Exercise objective: Set down each entry exactly as given; pictures should not appear in the copy.

Entries supplied:
################

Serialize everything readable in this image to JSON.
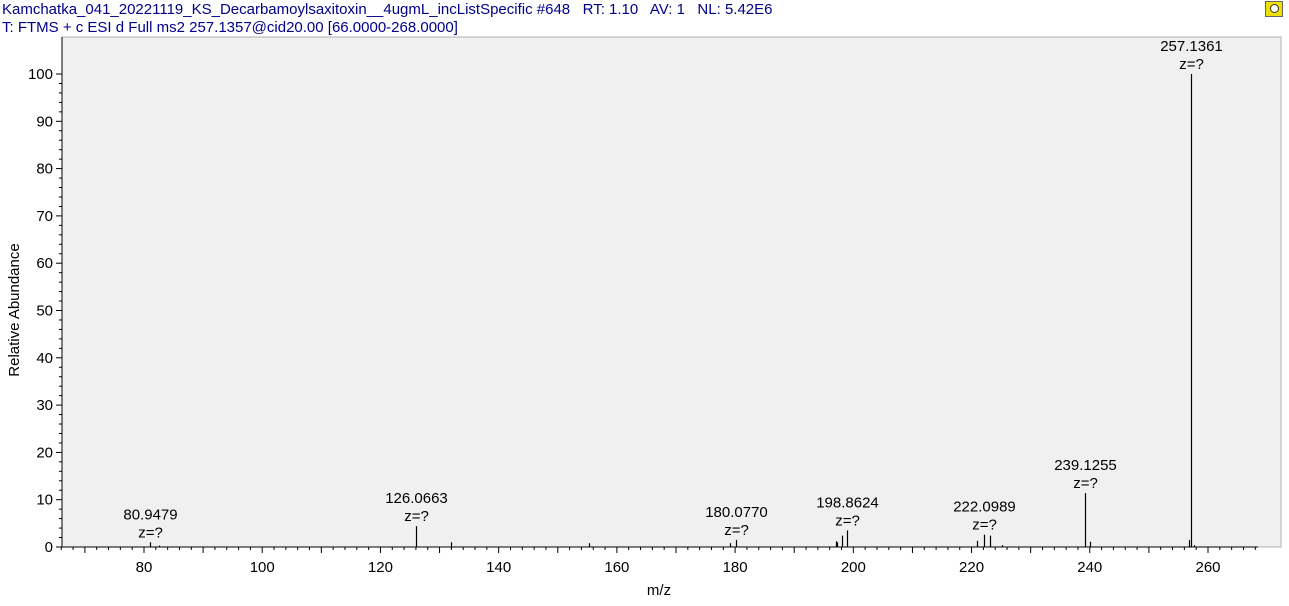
{
  "header": {
    "line1": "Kamchatka_041_20221119_KS_Decarbamoylsaxitoxin__4ugmL_incListSpecific #648   RT: 1.10   AV: 1   NL: 5.42E6",
    "line2": "T: FTMS + c ESI d Full ms2 257.1357@cid20.00 [66.0000-268.0000]",
    "pin_icon": "pin-icon"
  },
  "chart_data": {
    "type": "bar",
    "title": "",
    "xlabel": "m/z",
    "ylabel": "Relative Abundance",
    "xlim": [
      66,
      268
    ],
    "ylim": [
      0,
      100
    ],
    "xticks": [
      80,
      100,
      120,
      140,
      160,
      180,
      200,
      220,
      240,
      260
    ],
    "yticks": [
      0,
      10,
      20,
      30,
      40,
      50,
      60,
      70,
      80,
      90,
      100
    ],
    "grid": false,
    "background": "#f0f0f0",
    "peaks": [
      {
        "mz": 80.9479,
        "intensity": 1.0,
        "label": "80.9479",
        "z": "z=?"
      },
      {
        "mz": 82.5,
        "intensity": 0.3
      },
      {
        "mz": 126.0663,
        "intensity": 4.4,
        "label": "126.0663",
        "z": "z=?"
      },
      {
        "mz": 132.0,
        "intensity": 1.0
      },
      {
        "mz": 155.3,
        "intensity": 0.8
      },
      {
        "mz": 179.2,
        "intensity": 0.8
      },
      {
        "mz": 180.077,
        "intensity": 1.5,
        "label": "180.0770",
        "z": "z=?"
      },
      {
        "mz": 197.0,
        "intensity": 1.2
      },
      {
        "mz": 197.2,
        "intensity": 1.0
      },
      {
        "mz": 198.1,
        "intensity": 2.4
      },
      {
        "mz": 198.8624,
        "intensity": 3.5,
        "label": "198.8624",
        "z": "z=?"
      },
      {
        "mz": 221.0,
        "intensity": 1.3
      },
      {
        "mz": 222.0989,
        "intensity": 2.6,
        "label": "222.0989",
        "z": "z=?"
      },
      {
        "mz": 223.1,
        "intensity": 2.4
      },
      {
        "mz": 225.1,
        "intensity": 0.4
      },
      {
        "mz": 239.1255,
        "intensity": 11.4,
        "label": "239.1255",
        "z": "z=?"
      },
      {
        "mz": 240.1,
        "intensity": 1.1
      },
      {
        "mz": 256.8,
        "intensity": 1.5
      },
      {
        "mz": 257.1361,
        "intensity": 100,
        "label": "257.1361",
        "z": "z=?"
      },
      {
        "mz": 257.6,
        "intensity": 0.4
      }
    ]
  }
}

################

Output below:
Serialize everything readable in this image to JSON.
{
  "header": {
    "line1": "Kamchatka_041_20221119_KS_Decarbamoylsaxitoxin__4ugmL_incListSpecific #648   RT: 1.10   AV: 1   NL: 5.42E6",
    "line2": "T: FTMS + c ESI d Full ms2 257.1357@cid20.00 [66.0000-268.0000]",
    "pin_icon": "pin-icon"
  },
  "chart_data": {
    "type": "bar",
    "title": "",
    "xlabel": "m/z",
    "ylabel": "Relative Abundance",
    "xlim": [
      66,
      268
    ],
    "ylim": [
      0,
      100
    ],
    "xticks": [
      80,
      100,
      120,
      140,
      160,
      180,
      200,
      220,
      240,
      260
    ],
    "yticks": [
      0,
      10,
      20,
      30,
      40,
      50,
      60,
      70,
      80,
      90,
      100
    ],
    "grid": false,
    "background": "#f0f0f0",
    "peaks": [
      {
        "mz": 80.9479,
        "intensity": 1.0,
        "label": "80.9479",
        "z": "z=?"
      },
      {
        "mz": 82.5,
        "intensity": 0.3
      },
      {
        "mz": 126.0663,
        "intensity": 4.4,
        "label": "126.0663",
        "z": "z=?"
      },
      {
        "mz": 132.0,
        "intensity": 1.0
      },
      {
        "mz": 155.3,
        "intensity": 0.8
      },
      {
        "mz": 179.2,
        "intensity": 0.8
      },
      {
        "mz": 180.077,
        "intensity": 1.5,
        "label": "180.0770",
        "z": "z=?"
      },
      {
        "mz": 197.0,
        "intensity": 1.2
      },
      {
        "mz": 197.2,
        "intensity": 1.0
      },
      {
        "mz": 198.1,
        "intensity": 2.4
      },
      {
        "mz": 198.8624,
        "intensity": 3.5,
        "label": "198.8624",
        "z": "z=?"
      },
      {
        "mz": 221.0,
        "intensity": 1.3
      },
      {
        "mz": 222.0989,
        "intensity": 2.6,
        "label": "222.0989",
        "z": "z=?"
      },
      {
        "mz": 223.1,
        "intensity": 2.4
      },
      {
        "mz": 225.1,
        "intensity": 0.4
      },
      {
        "mz": 239.1255,
        "intensity": 11.4,
        "label": "239.1255",
        "z": "z=?"
      },
      {
        "mz": 240.1,
        "intensity": 1.1
      },
      {
        "mz": 256.8,
        "intensity": 1.5
      },
      {
        "mz": 257.1361,
        "intensity": 100,
        "label": "257.1361",
        "z": "z=?"
      },
      {
        "mz": 257.6,
        "intensity": 0.4
      }
    ]
  }
}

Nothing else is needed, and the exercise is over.